_WORK TO COMPLETE_. Find every line of the listing below where "Meeting" appears, and copy it.

====== THE RECORDS ======

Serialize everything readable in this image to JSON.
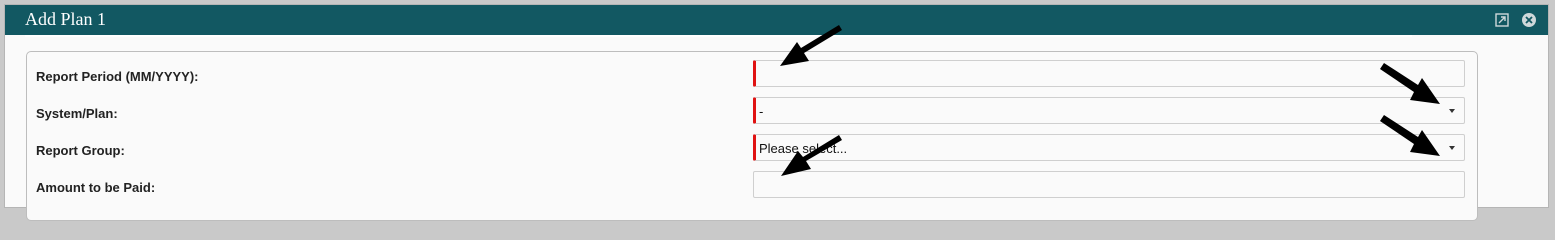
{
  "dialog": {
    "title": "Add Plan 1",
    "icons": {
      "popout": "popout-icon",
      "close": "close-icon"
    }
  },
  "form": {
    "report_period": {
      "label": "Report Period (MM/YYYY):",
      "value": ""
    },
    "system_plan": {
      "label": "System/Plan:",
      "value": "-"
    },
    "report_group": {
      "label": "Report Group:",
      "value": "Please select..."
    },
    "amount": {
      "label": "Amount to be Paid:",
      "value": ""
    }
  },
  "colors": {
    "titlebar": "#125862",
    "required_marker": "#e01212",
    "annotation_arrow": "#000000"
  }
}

======
====== THE RECORDS ======

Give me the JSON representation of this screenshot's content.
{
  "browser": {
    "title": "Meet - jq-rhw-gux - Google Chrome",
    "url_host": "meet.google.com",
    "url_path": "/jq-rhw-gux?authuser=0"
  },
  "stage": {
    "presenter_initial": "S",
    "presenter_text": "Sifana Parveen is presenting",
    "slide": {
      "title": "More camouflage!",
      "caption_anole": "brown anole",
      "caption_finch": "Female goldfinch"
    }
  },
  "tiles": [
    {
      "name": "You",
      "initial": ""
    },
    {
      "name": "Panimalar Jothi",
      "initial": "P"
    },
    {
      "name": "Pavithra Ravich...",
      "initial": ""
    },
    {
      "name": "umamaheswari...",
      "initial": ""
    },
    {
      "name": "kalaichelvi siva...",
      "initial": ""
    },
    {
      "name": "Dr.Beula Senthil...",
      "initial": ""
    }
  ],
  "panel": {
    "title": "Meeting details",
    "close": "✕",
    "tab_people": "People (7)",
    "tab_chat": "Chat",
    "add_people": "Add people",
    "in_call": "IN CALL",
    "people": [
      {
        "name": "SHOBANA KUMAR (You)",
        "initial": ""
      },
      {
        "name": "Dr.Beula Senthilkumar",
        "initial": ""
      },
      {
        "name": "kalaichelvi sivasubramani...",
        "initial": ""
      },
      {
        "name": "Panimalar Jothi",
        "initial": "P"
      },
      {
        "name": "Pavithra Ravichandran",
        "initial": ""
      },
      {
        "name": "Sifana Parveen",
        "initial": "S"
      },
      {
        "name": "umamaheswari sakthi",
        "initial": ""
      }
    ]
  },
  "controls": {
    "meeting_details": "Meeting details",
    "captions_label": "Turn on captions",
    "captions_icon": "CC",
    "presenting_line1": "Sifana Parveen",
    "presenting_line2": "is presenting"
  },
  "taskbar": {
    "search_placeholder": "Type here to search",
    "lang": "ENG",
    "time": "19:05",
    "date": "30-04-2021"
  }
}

======

_RESULT OF THIS EXERCISE_.
    "title": "Meeting details",
    "meeting_details": "Meeting details",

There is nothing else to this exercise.